## What is expected
Look through the records below, and copy out every line that holds the string "đang".

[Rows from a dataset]
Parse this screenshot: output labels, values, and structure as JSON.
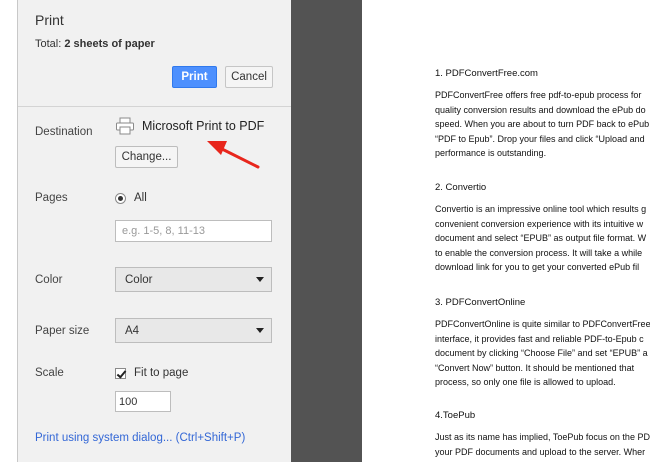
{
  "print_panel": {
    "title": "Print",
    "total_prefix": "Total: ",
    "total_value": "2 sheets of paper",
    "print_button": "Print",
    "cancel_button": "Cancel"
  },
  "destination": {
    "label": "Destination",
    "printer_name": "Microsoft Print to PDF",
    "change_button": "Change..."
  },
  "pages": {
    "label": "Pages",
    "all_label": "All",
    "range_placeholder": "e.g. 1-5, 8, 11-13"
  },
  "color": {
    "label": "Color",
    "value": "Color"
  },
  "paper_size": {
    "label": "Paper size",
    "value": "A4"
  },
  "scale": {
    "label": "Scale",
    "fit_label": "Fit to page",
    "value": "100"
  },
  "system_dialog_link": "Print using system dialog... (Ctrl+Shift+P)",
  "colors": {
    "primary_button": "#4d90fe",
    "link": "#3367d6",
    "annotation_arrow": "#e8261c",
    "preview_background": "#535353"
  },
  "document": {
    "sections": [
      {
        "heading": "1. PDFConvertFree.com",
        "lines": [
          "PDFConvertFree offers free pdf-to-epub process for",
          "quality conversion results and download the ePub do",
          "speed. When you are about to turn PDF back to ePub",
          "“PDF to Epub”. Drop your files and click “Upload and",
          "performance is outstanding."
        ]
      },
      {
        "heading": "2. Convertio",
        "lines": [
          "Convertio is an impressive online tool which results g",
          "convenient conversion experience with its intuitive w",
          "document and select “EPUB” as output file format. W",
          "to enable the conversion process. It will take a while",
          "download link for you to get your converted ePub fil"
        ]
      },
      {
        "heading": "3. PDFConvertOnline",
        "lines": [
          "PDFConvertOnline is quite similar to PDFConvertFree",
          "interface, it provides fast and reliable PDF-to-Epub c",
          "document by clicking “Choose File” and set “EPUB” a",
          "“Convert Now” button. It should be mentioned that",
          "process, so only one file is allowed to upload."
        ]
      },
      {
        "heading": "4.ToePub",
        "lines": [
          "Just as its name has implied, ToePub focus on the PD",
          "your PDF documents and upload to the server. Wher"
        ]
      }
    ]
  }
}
==
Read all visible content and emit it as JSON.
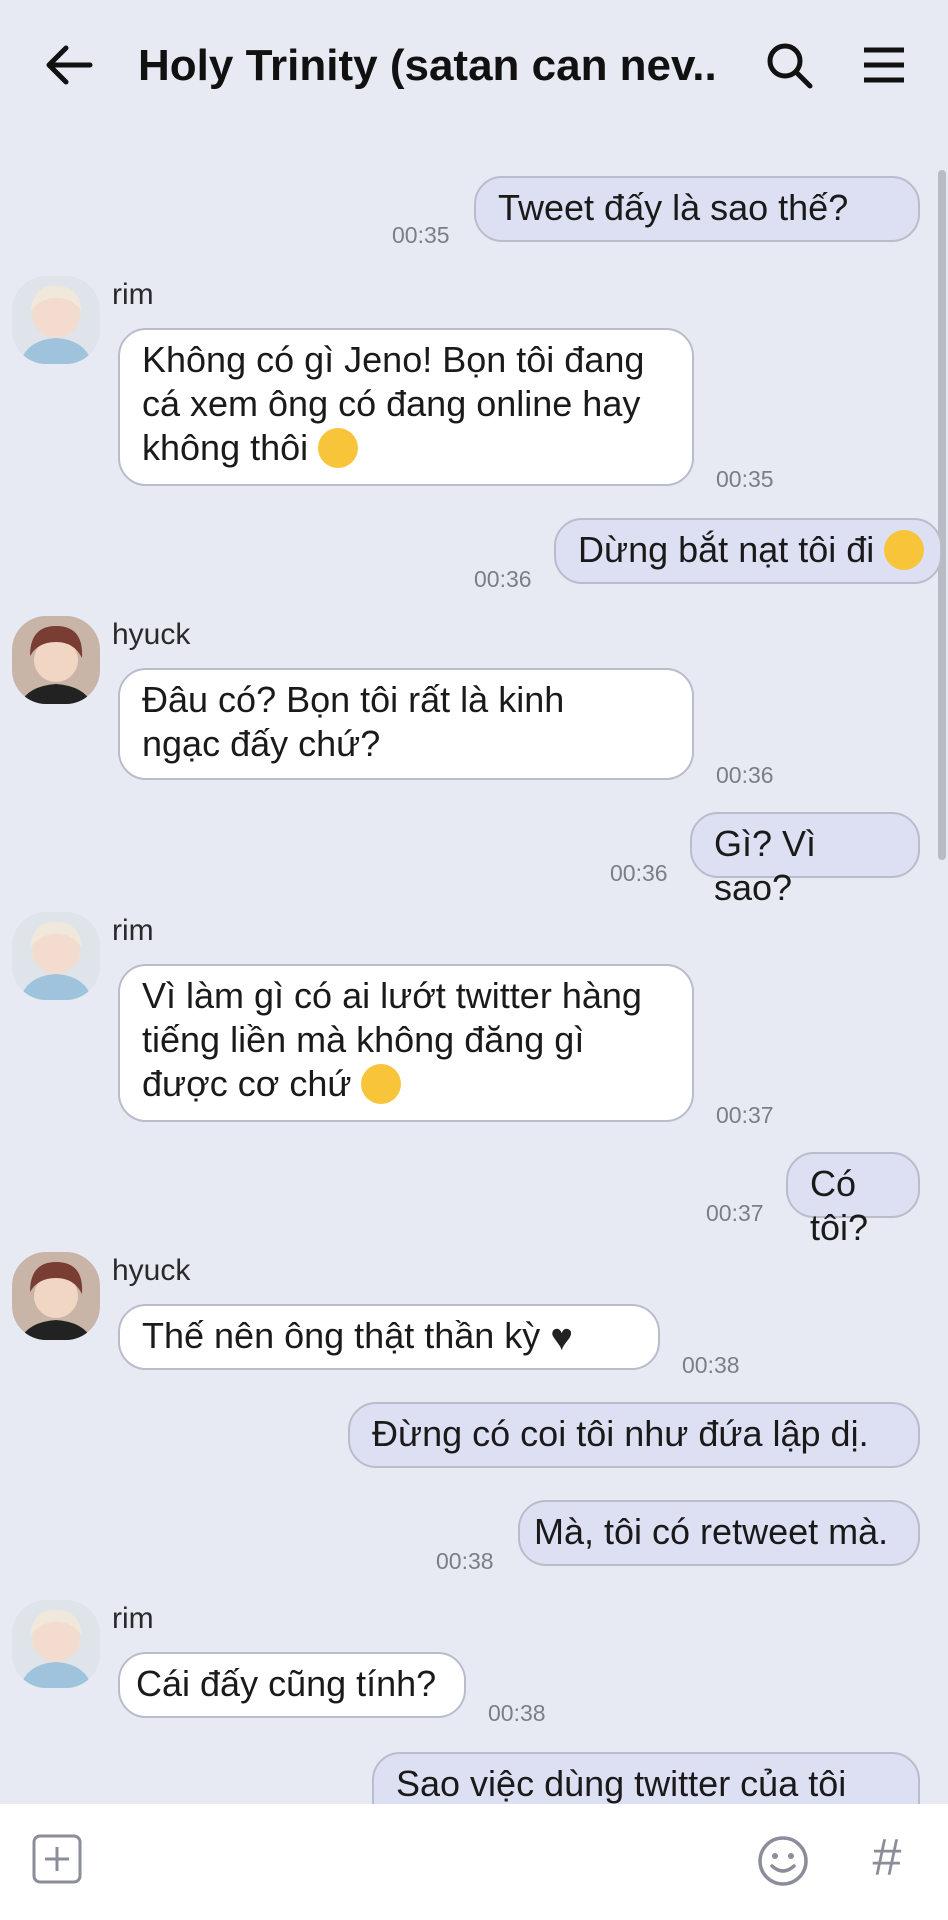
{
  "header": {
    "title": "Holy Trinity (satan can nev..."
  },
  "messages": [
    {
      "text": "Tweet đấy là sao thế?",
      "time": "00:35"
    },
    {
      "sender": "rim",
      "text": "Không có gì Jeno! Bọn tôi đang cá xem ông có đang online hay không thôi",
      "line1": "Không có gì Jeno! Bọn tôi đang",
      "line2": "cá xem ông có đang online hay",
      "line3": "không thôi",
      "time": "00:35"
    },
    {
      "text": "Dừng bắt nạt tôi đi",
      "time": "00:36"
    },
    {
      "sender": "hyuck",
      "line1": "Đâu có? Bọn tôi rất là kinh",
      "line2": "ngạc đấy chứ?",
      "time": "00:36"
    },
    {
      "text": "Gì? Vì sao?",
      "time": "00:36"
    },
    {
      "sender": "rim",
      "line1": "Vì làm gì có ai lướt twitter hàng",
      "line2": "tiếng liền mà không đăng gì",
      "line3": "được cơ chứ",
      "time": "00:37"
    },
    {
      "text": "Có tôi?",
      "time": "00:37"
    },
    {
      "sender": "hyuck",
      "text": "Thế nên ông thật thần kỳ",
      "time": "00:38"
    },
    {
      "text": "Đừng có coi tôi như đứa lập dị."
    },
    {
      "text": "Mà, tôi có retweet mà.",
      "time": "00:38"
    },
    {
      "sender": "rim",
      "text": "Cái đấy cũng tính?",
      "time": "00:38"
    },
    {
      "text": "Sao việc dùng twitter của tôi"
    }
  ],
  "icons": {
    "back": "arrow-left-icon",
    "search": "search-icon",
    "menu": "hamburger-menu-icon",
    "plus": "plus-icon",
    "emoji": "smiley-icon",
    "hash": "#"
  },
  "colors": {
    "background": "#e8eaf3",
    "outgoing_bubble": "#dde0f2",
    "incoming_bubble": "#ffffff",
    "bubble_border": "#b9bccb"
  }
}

## Result
      "text": "Không có gì Jeno! Bọn tôi đang cá xem ông có đang online hay không thôi",
      "line1": "Không có gì Jeno! Bọn tôi đang",
      "line2": "cá xem ông có đang online hay",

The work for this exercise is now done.